■ **Data supplied**
____

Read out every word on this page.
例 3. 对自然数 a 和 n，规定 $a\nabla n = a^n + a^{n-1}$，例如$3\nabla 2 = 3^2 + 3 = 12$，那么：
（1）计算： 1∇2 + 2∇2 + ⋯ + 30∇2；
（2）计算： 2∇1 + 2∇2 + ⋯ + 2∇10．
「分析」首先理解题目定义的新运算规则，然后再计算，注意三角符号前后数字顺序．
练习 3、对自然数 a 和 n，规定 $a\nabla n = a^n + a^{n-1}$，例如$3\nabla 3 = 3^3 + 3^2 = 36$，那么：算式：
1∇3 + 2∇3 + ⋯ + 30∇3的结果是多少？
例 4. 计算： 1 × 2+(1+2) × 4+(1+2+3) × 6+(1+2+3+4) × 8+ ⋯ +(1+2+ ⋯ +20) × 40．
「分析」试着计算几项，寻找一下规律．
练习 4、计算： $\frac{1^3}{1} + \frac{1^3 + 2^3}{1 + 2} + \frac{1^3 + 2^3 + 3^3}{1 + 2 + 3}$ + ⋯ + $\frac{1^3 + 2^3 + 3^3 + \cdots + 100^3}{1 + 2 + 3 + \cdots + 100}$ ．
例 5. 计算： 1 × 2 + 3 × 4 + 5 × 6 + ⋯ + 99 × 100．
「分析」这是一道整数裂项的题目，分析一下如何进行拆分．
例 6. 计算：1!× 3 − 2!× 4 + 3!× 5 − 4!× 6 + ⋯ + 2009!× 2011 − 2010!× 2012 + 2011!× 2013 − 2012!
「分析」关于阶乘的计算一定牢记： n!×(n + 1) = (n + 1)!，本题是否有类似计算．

____

■ **Requirement**
Take each line of the material that contains the word "nabla" and list it.

■ **Exercise solution**
例 3. 对自然数 a 和 n，规定 $a\nabla n = a^n + a^{n-1}$，例如$3\nabla 2 = 3^2 + 3 = 12$，那么：
练习 3、对自然数 a 和 n，规定 $a\nabla n = a^n + a^{n-1}$，例如$3\nabla 3 = 3^3 + 3^2 = 36$，那么：算式：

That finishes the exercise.